Objective:
Copy all of the records below verbatim.

Records to process:
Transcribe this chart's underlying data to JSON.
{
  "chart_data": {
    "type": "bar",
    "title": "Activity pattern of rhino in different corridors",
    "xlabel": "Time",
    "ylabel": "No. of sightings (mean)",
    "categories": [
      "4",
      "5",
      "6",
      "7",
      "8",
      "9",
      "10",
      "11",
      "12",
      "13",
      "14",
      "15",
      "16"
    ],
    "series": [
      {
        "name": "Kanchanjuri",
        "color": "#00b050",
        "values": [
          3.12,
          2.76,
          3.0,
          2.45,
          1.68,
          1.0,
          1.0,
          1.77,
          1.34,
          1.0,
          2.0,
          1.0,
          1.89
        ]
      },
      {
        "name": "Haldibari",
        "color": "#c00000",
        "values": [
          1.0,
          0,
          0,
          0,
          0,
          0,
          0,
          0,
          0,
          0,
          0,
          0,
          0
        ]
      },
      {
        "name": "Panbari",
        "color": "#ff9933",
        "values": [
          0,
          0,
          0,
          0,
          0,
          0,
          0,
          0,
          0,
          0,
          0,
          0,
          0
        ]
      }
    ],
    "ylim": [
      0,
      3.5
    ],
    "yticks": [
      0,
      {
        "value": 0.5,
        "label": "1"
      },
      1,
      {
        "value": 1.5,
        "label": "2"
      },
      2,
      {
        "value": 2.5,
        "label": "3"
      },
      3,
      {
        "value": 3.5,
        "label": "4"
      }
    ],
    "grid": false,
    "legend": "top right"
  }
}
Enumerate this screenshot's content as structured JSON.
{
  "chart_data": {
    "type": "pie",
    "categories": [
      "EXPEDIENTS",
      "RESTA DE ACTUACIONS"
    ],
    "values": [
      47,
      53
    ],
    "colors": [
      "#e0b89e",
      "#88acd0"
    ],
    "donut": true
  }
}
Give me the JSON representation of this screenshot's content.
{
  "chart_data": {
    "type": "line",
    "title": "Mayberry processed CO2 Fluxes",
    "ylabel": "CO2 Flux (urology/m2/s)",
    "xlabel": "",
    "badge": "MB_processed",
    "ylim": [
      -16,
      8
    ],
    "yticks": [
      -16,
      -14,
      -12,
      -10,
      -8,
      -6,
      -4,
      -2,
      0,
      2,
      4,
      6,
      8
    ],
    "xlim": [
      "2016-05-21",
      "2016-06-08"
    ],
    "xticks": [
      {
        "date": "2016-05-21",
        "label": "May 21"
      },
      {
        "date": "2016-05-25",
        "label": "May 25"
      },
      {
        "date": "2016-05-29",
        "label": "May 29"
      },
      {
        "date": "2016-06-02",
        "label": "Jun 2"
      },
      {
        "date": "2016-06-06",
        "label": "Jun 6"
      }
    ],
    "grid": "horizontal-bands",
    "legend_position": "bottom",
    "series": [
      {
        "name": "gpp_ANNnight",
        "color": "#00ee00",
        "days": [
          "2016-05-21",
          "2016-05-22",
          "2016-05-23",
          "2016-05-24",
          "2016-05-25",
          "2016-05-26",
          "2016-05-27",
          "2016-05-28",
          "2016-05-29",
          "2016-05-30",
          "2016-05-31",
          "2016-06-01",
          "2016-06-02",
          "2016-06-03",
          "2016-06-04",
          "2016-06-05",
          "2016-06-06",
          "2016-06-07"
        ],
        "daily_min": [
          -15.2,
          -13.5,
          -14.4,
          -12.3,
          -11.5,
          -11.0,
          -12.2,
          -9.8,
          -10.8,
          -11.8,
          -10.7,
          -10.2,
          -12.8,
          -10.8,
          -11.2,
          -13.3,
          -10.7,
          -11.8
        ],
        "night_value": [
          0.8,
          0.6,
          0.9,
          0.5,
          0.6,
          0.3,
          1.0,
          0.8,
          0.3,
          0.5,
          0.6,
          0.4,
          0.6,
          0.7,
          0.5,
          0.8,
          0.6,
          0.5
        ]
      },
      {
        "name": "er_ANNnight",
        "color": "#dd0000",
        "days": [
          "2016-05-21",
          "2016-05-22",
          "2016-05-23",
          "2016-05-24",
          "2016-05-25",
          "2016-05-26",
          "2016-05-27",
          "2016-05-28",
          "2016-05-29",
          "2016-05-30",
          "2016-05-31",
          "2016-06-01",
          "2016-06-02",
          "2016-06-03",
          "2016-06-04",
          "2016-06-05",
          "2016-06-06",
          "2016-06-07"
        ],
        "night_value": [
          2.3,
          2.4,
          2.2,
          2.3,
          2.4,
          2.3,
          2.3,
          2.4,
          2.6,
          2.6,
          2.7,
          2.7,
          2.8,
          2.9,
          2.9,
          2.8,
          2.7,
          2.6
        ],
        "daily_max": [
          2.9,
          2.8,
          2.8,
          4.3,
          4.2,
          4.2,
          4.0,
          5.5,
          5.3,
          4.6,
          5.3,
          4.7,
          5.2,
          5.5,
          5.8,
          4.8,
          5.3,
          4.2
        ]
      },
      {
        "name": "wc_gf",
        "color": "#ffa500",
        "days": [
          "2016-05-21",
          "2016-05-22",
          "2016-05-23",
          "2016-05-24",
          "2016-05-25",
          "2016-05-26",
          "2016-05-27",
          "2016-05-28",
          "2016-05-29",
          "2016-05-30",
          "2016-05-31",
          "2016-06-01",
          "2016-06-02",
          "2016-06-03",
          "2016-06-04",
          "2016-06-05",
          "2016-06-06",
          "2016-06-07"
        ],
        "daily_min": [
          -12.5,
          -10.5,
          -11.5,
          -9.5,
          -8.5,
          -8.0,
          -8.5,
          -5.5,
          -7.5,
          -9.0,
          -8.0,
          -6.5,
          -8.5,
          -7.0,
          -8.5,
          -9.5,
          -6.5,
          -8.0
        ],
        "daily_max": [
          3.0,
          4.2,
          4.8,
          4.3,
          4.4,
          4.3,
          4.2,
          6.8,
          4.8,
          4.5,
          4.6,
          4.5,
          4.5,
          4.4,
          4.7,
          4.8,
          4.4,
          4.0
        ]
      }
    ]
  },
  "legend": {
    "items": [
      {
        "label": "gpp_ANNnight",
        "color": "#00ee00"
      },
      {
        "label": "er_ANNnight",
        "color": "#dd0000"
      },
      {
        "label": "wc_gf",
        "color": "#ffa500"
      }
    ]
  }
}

Finished task:
Transcribe this chart's underlying data to JSON.
{
  "chart_data": {
    "type": "bar",
    "title": "Activity pattern of rhino in different corridors",
    "xlabel": "Time",
    "ylabel": "No. of sightings (mean)",
    "categories": [
      "4",
      "5",
      "6",
      "7",
      "8",
      "9",
      "10",
      "11",
      "12",
      "13",
      "14",
      "15",
      "16"
    ],
    "series": [
      {
        "name": "Kanchanjuri",
        "color": "#00b050",
        "values": [
          3.12,
          2.76,
          3.0,
          2.45,
          1.68,
          1.0,
          1.0,
          1.77,
          1.34,
          1.0,
          2.0,
          1.0,
          1.89
        ]
      },
      {
        "name": "Haldibari",
        "color": "#c00000",
        "values": [
          1.0,
          0,
          0,
          0,
          0,
          0,
          0,
          0,
          0,
          0,
          0,
          0,
          0
        ]
      },
      {
        "name": "Panbari",
        "color": "#ff9933",
        "values": [
          0,
          0,
          0,
          0,
          0,
          0,
          0,
          0,
          0,
          0,
          0,
          0,
          0
        ]
      }
    ],
    "ylim": [
      0,
      3.5
    ],
    "yticks": [
      0,
      {
        "value": 0.5,
        "label": "1"
      },
      1,
      {
        "value": 1.5,
        "label": "2"
      },
      2,
      {
        "value": 2.5,
        "label": "3"
      },
      3,
      {
        "value": 3.5,
        "label": "4"
      }
    ],
    "grid": false,
    "legend": "top right"
  }
}
Enumerate this screenshot's content as structured JSON.
{
  "chart_data": {
    "type": "pie",
    "categories": [
      "EXPEDIENTS",
      "RESTA DE ACTUACIONS"
    ],
    "values": [
      47,
      53
    ],
    "colors": [
      "#e0b89e",
      "#88acd0"
    ],
    "donut": true
  }
}
Give me the JSON representation of this screenshot's content.
{
  "chart_data": {
    "type": "line",
    "title": "Mayberry processed CO2 Fluxes",
    "ylabel": "CO2 Flux (urology/m2/s)",
    "xlabel": "",
    "badge": "MB_processed",
    "ylim": [
      -16,
      8
    ],
    "yticks": [
      -16,
      -14,
      -12,
      -10,
      -8,
      -6,
      -4,
      -2,
      0,
      2,
      4,
      6,
      8
    ],
    "xlim": [
      "2016-05-21",
      "2016-06-08"
    ],
    "xticks": [
      {
        "date": "2016-05-21",
        "label": "May 21"
      },
      {
        "date": "2016-05-25",
        "label": "May 25"
      },
      {
        "date": "2016-05-29",
        "label": "May 29"
      },
      {
        "date": "2016-06-02",
        "label": "Jun 2"
      },
      {
        "date": "2016-06-06",
        "label": "Jun 6"
      }
    ],
    "grid": "horizontal-bands",
    "legend_position": "bottom",
    "series": [
      {
        "name": "gpp_ANNnight",
        "color": "#00ee00",
        "days": [
          "2016-05-21",
          "2016-05-22",
          "2016-05-23",
          "2016-05-24",
          "2016-05-25",
          "2016-05-26",
          "2016-05-27",
          "2016-05-28",
          "2016-05-29",
          "2016-05-30",
          "2016-05-31",
          "2016-06-01",
          "2016-06-02",
          "2016-06-03",
          "2016-06-04",
          "2016-06-05",
          "2016-06-06",
          "2016-06-07"
        ],
        "daily_min": [
          -15.2,
          -13.5,
          -14.4,
          -12.3,
          -11.5,
          -11.0,
          -12.2,
          -9.8,
          -10.8,
          -11.8,
          -10.7,
          -10.2,
          -12.8,
          -10.8,
          -11.2,
          -13.3,
          -10.7,
          -11.8
        ],
        "night_value": [
          0.8,
          0.6,
          0.9,
          0.5,
          0.6,
          0.3,
          1.0,
          0.8,
          0.3,
          0.5,
          0.6,
          0.4,
          0.6,
          0.7,
          0.5,
          0.8,
          0.6,
          0.5
        ]
      },
      {
        "name": "er_ANNnight",
        "color": "#dd0000",
        "days": [
          "2016-05-21",
          "2016-05-22",
          "2016-05-23",
          "2016-05-24",
          "2016-05-25",
          "2016-05-26",
          "2016-05-27",
          "2016-05-28",
          "2016-05-29",
          "2016-05-30",
          "2016-05-31",
          "2016-06-01",
          "2016-06-02",
          "2016-06-03",
          "2016-06-04",
          "2016-06-05",
          "2016-06-06",
          "2016-06-07"
        ],
        "night_value": [
          2.3,
          2.4,
          2.2,
          2.3,
          2.4,
          2.3,
          2.3,
          2.4,
          2.6,
          2.6,
          2.7,
          2.7,
          2.8,
          2.9,
          2.9,
          2.8,
          2.7,
          2.6
        ],
        "daily_max": [
          2.9,
          2.8,
          2.8,
          4.3,
          4.2,
          4.2,
          4.0,
          5.5,
          5.3,
          4.6,
          5.3,
          4.7,
          5.2,
          5.5,
          5.8,
          4.8,
          5.3,
          4.2
        ]
      },
      {
        "name": "wc_gf",
        "color": "#ffa500",
        "days": [
          "2016-05-21",
          "2016-05-22",
          "2016-05-23",
          "2016-05-24",
          "2016-05-25",
          "2016-05-26",
          "2016-05-27",
          "2016-05-28",
          "2016-05-29",
          "2016-05-30",
          "2016-05-31",
          "2016-06-01",
          "2016-06-02",
          "2016-06-03",
          "2016-06-04",
          "2016-06-05",
          "2016-06-06",
          "2016-06-07"
        ],
        "daily_min": [
          -12.5,
          -10.5,
          -11.5,
          -9.5,
          -8.5,
          -8.0,
          -8.5,
          -5.5,
          -7.5,
          -9.0,
          -8.0,
          -6.5,
          -8.5,
          -7.0,
          -8.5,
          -9.5,
          -6.5,
          -8.0
        ],
        "daily_max": [
          3.0,
          4.2,
          4.8,
          4.3,
          4.4,
          4.3,
          4.2,
          6.8,
          4.8,
          4.5,
          4.6,
          4.5,
          4.5,
          4.4,
          4.7,
          4.8,
          4.4,
          4.0
        ]
      }
    ]
  },
  "legend": {
    "items": [
      {
        "label": "gpp_ANNnight",
        "color": "#00ee00"
      },
      {
        "label": "er_ANNnight",
        "color": "#dd0000"
      },
      {
        "label": "wc_gf",
        "color": "#ffa500"
      }
    ]
  }
}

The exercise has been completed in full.